STORED ROWS start

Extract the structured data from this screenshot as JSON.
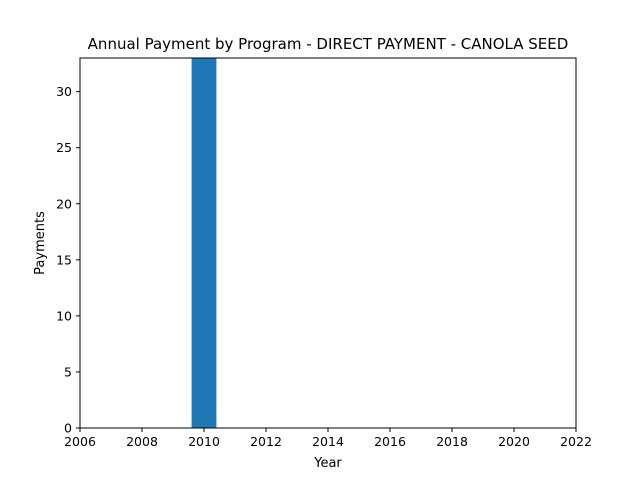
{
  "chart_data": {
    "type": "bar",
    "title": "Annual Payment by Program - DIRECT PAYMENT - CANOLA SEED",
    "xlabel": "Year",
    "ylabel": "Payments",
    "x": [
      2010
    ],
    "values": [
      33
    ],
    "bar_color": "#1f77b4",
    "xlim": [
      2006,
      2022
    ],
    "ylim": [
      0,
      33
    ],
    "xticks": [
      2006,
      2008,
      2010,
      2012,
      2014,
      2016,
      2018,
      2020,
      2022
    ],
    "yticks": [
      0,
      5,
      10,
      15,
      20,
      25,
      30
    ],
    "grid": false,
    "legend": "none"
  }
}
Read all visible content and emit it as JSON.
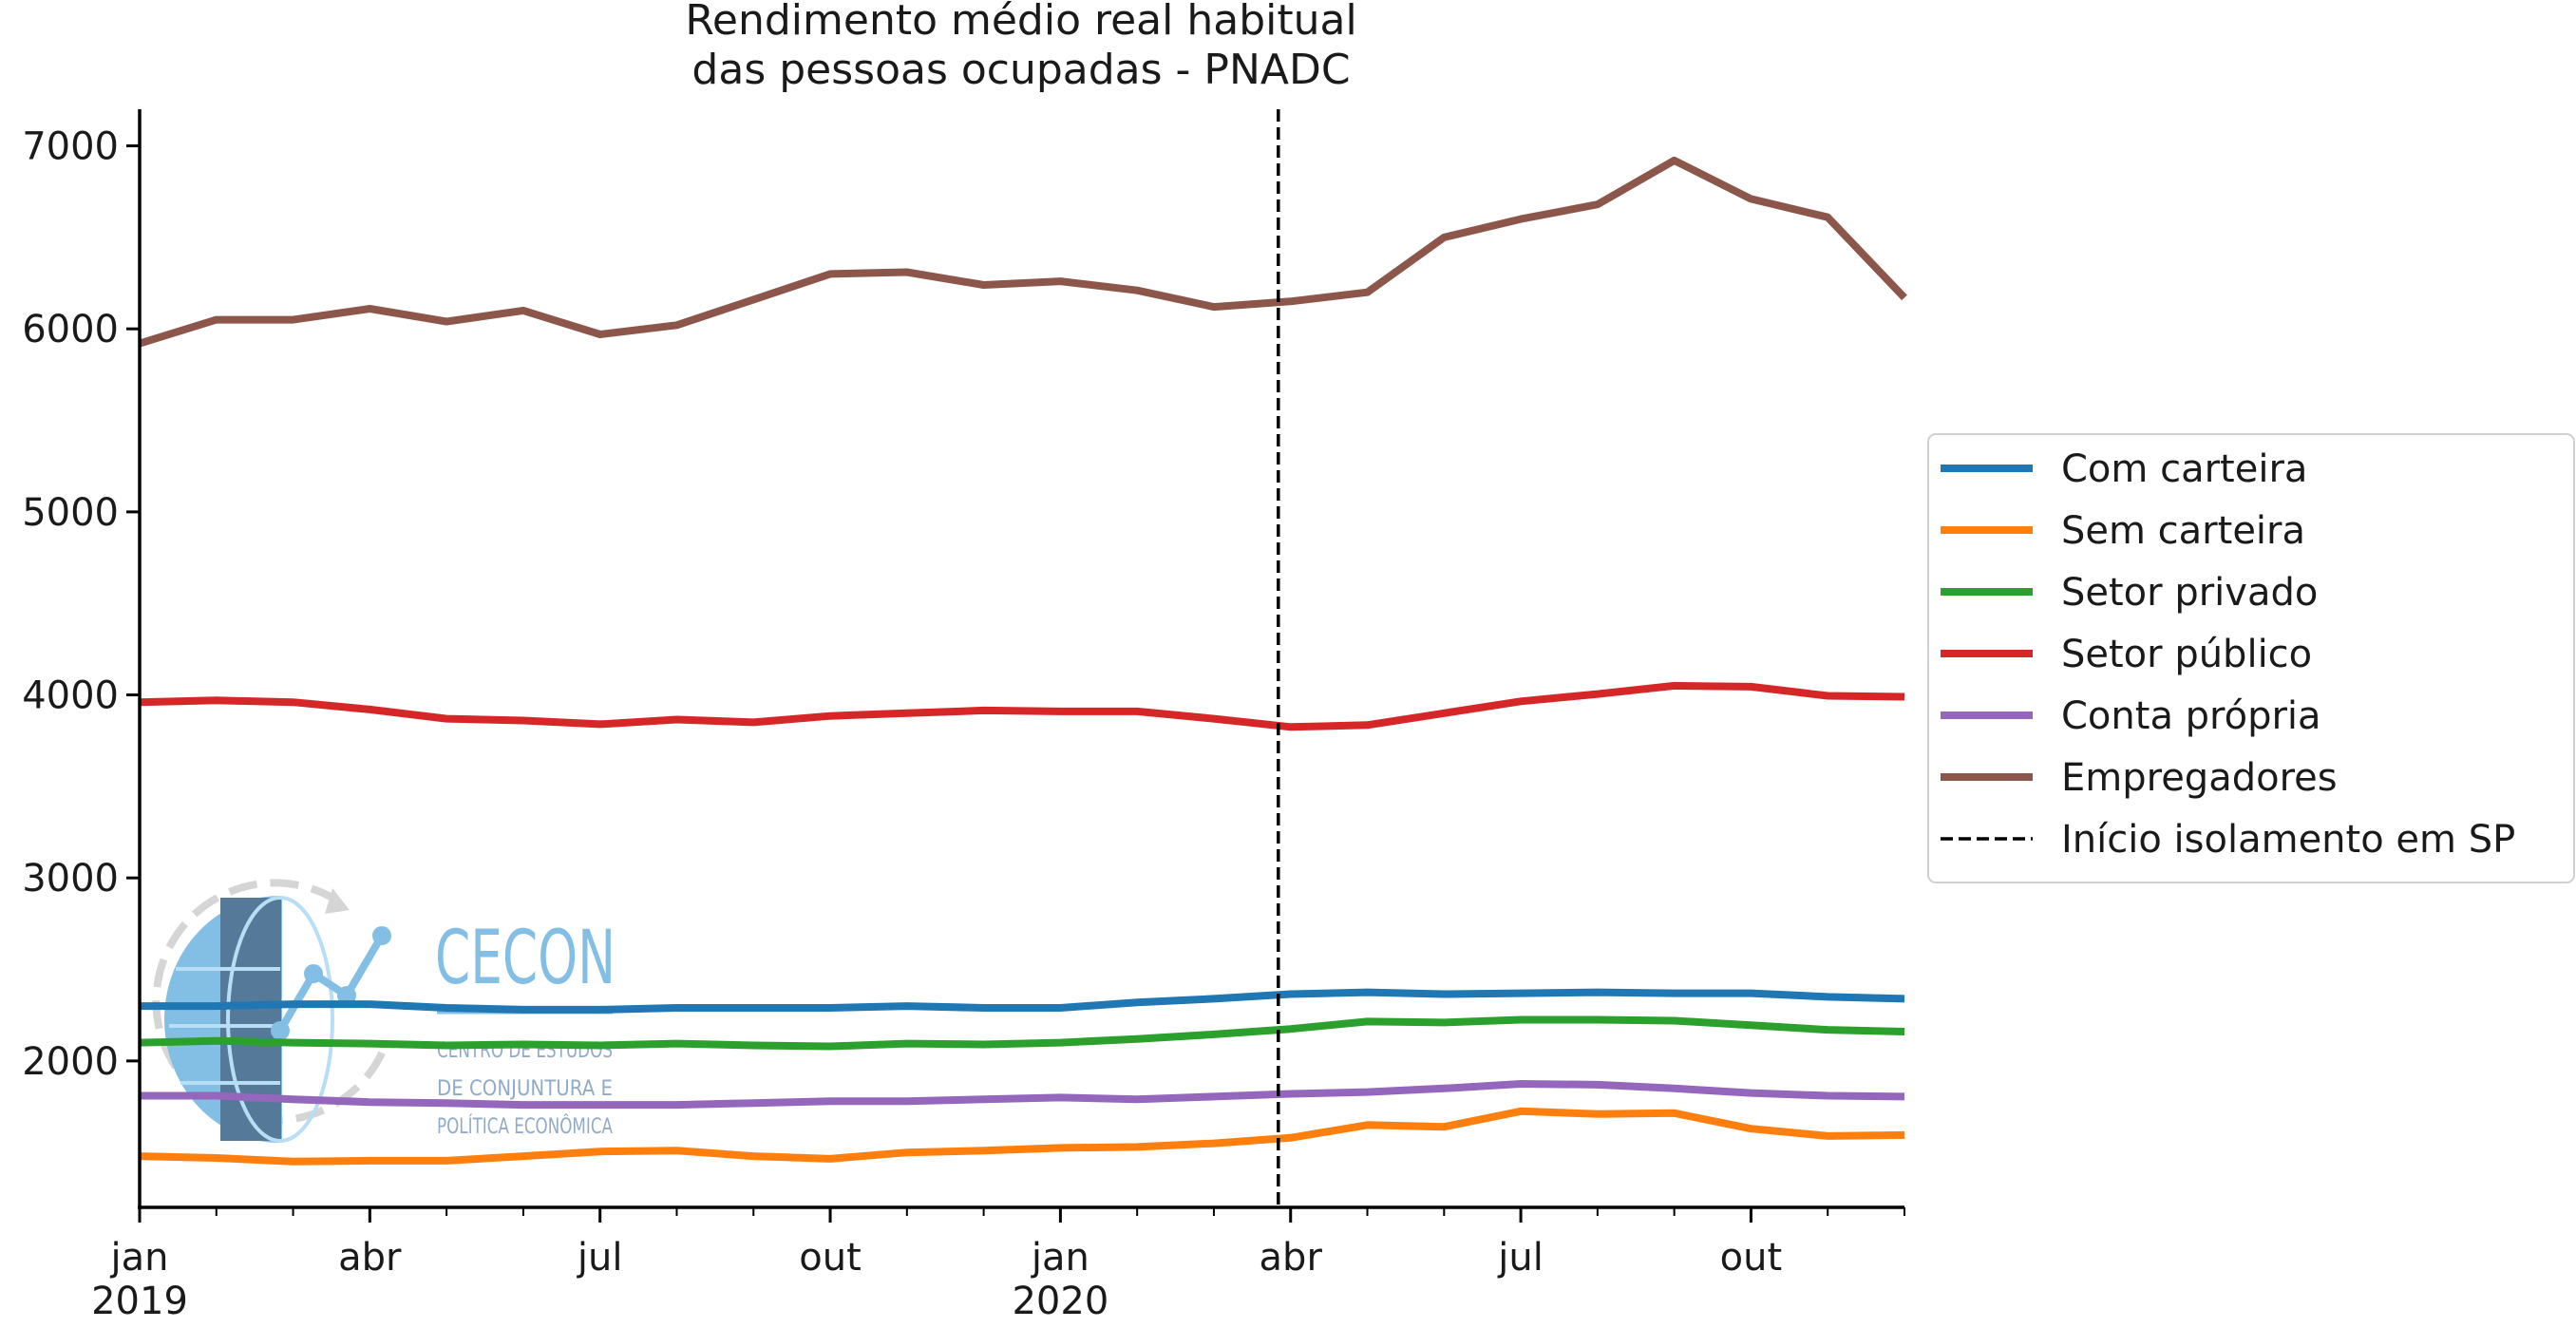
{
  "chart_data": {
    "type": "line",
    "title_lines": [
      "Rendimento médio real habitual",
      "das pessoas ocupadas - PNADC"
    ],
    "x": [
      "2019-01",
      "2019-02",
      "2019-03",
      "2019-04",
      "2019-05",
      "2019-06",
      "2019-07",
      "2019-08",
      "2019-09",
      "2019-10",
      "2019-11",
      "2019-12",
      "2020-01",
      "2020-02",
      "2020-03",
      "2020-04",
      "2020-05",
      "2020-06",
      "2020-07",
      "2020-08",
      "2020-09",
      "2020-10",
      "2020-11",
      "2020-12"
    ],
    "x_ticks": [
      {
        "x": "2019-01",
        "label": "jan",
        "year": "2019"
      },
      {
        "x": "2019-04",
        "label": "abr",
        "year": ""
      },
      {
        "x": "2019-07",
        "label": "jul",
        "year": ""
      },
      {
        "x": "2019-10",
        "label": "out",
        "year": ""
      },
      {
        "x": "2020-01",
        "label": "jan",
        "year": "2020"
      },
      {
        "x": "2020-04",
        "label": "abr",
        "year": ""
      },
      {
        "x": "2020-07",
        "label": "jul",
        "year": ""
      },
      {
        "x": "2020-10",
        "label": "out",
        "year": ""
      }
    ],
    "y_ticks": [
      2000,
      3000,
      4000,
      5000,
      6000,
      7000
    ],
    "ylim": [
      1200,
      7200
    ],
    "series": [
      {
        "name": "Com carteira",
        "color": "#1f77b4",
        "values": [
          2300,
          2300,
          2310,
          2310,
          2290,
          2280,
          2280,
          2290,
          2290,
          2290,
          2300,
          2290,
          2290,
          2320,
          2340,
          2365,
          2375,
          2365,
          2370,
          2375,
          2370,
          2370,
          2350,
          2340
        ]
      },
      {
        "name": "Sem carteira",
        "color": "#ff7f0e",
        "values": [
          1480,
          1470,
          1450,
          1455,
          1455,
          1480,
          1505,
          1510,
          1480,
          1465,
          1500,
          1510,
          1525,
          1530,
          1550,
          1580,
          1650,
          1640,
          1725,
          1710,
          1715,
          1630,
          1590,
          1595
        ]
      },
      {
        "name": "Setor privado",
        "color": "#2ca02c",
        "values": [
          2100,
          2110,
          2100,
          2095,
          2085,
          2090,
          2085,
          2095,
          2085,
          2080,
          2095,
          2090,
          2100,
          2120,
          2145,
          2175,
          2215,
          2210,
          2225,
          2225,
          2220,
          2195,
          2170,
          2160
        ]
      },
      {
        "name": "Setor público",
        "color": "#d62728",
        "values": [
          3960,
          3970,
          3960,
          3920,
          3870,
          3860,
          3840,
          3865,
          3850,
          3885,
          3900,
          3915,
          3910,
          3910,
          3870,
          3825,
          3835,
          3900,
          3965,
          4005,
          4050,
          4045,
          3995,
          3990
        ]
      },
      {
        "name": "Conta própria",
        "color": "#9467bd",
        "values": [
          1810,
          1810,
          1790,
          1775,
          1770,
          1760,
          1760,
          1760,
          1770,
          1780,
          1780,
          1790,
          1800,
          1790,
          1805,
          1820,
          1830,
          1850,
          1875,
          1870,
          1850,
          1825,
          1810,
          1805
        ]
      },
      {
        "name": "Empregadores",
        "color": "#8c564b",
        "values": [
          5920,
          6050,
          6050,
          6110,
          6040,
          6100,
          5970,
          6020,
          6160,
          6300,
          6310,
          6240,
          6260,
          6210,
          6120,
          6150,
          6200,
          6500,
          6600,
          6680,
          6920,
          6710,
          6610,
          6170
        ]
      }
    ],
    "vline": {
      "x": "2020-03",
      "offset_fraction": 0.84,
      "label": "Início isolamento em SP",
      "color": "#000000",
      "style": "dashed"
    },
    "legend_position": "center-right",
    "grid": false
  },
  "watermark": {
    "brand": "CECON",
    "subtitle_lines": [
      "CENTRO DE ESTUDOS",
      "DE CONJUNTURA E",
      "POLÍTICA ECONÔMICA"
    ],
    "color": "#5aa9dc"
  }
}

STORED ROWS end

WHAT YOU SHOULD DO
Identify each line in the records above that contains the word "name", and copy it out in full.

FULL ANSWER
        "name": "Com carteira",
        "name": "Sem carteira",
        "name": "Setor privado",
        "name": "Setor público",
        "name": "Conta própria",
        "name": "Empregadores",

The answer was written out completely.